(Saved entries)
-- Start --

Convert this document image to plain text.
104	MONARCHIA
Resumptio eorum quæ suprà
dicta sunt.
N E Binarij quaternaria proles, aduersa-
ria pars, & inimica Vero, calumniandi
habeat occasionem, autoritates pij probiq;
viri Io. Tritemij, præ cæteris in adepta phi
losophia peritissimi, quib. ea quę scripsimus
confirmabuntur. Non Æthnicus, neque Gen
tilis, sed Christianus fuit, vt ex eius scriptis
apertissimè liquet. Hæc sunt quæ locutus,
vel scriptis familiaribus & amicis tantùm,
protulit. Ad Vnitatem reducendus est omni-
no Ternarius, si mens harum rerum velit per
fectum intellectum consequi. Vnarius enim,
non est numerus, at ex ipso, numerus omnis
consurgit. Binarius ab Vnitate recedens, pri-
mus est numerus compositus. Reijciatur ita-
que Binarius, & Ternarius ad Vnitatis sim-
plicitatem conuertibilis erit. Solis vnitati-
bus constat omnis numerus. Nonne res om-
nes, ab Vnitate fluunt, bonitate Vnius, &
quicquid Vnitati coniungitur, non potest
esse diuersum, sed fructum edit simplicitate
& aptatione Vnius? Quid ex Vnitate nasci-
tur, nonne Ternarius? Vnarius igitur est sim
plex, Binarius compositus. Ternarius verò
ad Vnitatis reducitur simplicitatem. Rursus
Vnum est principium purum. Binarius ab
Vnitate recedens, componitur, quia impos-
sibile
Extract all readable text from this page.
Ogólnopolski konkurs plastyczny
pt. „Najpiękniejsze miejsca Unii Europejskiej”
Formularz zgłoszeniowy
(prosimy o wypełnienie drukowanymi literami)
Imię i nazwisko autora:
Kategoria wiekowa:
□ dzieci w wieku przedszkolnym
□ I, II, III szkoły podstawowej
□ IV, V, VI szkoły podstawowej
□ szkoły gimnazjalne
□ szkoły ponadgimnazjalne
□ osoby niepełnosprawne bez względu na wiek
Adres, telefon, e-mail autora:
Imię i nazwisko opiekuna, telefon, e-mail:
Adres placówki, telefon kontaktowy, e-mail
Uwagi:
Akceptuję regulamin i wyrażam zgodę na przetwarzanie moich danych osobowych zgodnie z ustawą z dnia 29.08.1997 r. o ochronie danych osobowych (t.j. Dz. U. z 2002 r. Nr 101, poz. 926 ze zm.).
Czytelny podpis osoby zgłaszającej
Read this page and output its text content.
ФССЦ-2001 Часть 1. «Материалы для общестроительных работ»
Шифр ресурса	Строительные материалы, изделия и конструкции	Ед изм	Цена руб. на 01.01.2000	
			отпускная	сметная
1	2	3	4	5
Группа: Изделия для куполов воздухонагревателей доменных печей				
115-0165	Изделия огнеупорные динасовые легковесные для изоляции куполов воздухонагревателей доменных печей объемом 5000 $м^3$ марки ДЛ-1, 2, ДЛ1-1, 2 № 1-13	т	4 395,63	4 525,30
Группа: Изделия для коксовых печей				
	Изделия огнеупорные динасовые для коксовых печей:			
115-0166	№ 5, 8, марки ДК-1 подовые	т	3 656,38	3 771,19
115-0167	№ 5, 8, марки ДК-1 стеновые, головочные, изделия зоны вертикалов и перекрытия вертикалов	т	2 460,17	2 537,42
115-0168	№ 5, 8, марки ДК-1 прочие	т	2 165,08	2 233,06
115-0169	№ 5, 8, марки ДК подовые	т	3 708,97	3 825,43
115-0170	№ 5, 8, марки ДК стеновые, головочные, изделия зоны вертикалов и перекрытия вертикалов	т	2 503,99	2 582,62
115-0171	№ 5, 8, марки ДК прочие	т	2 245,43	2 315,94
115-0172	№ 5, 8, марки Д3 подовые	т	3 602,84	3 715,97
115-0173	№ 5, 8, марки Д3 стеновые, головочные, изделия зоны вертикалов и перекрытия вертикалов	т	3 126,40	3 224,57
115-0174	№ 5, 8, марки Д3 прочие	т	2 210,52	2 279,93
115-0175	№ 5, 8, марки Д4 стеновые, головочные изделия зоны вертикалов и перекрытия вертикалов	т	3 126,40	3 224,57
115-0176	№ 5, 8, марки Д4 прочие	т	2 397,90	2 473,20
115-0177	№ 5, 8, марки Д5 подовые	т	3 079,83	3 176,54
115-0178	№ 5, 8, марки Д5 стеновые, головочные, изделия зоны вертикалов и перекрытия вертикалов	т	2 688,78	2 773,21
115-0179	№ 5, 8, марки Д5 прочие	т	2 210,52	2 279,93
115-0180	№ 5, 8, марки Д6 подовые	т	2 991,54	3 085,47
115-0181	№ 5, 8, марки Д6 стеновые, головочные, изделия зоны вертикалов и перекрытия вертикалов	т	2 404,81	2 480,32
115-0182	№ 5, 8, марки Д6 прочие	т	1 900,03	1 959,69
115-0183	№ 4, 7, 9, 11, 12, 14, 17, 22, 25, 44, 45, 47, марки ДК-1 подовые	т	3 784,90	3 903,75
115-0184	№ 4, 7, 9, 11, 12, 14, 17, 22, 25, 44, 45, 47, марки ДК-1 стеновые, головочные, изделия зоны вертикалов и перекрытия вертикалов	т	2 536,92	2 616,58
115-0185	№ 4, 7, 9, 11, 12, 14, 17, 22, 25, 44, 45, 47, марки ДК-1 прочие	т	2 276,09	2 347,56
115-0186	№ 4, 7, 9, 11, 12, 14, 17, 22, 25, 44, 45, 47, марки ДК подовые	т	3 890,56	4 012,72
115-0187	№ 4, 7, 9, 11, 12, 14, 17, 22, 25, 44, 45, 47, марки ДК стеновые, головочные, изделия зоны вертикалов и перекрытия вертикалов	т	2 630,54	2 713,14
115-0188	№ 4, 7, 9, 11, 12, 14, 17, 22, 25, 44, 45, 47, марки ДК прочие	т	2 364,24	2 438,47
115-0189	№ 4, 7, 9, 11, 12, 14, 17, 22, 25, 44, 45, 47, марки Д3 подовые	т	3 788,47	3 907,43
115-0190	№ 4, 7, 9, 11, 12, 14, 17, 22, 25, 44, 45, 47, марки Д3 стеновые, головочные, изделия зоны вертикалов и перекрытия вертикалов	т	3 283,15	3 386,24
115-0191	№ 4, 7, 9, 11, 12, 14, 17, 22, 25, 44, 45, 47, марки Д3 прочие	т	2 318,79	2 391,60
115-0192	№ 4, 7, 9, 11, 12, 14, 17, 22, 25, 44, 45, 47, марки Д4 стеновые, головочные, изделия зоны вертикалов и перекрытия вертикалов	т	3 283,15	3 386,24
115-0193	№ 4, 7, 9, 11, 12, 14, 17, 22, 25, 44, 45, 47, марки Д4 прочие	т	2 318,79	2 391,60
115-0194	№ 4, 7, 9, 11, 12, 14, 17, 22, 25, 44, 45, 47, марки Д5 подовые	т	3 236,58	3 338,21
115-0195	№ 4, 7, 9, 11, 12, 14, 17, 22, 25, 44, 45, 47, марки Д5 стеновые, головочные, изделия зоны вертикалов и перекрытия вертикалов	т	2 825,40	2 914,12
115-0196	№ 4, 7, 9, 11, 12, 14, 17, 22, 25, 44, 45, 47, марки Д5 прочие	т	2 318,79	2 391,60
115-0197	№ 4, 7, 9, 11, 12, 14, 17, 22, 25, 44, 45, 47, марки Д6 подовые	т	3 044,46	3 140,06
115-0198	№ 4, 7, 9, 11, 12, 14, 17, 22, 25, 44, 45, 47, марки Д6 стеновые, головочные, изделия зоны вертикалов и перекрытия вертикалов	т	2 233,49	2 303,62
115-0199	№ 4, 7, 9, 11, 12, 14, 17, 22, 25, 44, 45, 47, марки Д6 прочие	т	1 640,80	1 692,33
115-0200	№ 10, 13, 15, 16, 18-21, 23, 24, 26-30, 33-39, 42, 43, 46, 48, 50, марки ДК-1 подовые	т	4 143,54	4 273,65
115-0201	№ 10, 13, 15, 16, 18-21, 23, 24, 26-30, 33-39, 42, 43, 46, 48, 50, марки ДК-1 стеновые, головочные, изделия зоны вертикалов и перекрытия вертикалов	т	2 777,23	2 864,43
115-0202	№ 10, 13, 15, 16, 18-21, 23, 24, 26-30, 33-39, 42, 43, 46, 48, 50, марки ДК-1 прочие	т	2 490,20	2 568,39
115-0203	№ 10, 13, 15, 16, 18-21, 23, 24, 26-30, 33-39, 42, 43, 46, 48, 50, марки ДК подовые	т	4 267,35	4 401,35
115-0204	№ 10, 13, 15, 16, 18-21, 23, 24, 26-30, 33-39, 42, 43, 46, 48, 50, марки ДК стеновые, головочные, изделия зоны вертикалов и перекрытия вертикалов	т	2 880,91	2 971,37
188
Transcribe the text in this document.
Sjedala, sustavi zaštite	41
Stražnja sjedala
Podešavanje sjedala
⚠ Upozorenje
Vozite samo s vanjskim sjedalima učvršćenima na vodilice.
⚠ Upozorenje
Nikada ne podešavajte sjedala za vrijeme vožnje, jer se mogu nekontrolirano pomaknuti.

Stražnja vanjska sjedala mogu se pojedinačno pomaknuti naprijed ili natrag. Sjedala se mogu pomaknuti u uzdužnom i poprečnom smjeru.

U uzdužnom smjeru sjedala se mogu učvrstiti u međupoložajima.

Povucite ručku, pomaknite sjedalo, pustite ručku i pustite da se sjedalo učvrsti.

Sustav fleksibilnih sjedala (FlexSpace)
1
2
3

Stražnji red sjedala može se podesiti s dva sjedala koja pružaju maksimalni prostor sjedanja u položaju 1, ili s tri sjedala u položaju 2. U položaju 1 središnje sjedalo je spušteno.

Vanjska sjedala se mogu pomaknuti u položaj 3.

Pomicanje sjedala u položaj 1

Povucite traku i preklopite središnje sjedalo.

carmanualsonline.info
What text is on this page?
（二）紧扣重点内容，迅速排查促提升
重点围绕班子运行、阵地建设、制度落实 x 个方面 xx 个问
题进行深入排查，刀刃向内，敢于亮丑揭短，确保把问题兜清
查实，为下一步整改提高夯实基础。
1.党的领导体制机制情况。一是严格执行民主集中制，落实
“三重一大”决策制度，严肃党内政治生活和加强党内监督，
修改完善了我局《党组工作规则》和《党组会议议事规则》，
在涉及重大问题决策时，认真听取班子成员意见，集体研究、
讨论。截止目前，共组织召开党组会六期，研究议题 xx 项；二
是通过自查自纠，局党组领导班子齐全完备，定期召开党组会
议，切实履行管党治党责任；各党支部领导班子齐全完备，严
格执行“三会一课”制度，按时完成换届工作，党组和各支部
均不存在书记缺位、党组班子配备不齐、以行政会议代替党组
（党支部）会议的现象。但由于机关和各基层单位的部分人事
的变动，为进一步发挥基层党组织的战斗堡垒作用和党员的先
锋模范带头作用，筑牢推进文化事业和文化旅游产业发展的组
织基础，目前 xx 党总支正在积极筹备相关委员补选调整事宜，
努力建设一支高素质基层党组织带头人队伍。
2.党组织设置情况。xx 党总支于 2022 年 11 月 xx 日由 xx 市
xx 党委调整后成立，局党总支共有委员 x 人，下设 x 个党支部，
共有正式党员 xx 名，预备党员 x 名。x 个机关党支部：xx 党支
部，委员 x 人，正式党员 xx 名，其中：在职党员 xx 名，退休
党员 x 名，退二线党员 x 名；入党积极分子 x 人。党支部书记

-- End --

**INSTRUCTIONS FOR THE TASK**
Exactly as written, give again every line from the one containing "What text is on this page?" through the last line of the material above, and no other lines.

**ANSWER FOR THE TASK**
What text is on this page?
（二）紧扣重点内容，迅速排查促提升
重点围绕班子运行、阵地建设、制度落实 x 个方面 xx 个问
题进行深入排查，刀刃向内，敢于亮丑揭短，确保把问题兜清
查实，为下一步整改提高夯实基础。
1.党的领导体制机制情况。一是严格执行民主集中制，落实
“三重一大”决策制度，严肃党内政治生活和加强党内监督，
修改完善了我局《党组工作规则》和《党组会议议事规则》，
在涉及重大问题决策时，认真听取班子成员意见，集体研究、
讨论。截止目前，共组织召开党组会六期，研究议题 xx 项；二
是通过自查自纠，局党组领导班子齐全完备，定期召开党组会
议，切实履行管党治党责任；各党支部领导班子齐全完备，严
格执行“三会一课”制度，按时完成换届工作，党组和各支部
均不存在书记缺位、党组班子配备不齐、以行政会议代替党组
（党支部）会议的现象。但由于机关和各基层单位的部分人事
的变动，为进一步发挥基层党组织的战斗堡垒作用和党员的先
锋模范带头作用，筑牢推进文化事业和文化旅游产业发展的组
织基础，目前 xx 党总支正在积极筹备相关委员补选调整事宜，
努力建设一支高素质基层党组织带头人队伍。
2.党组织设置情况。xx 党总支于 2022 年 11 月 xx 日由 xx 市
xx 党委调整后成立，局党总支共有委员 x 人，下设 x 个党支部，
共有正式党员 xx 名，预备党员 x 名。x 个机关党支部：xx 党支
部，委员 x 人，正式党员 xx 名，其中：在职党员 xx 名，退休
党员 x 名，退二线党员 x 名；入党积极分子 x 人。党支部书记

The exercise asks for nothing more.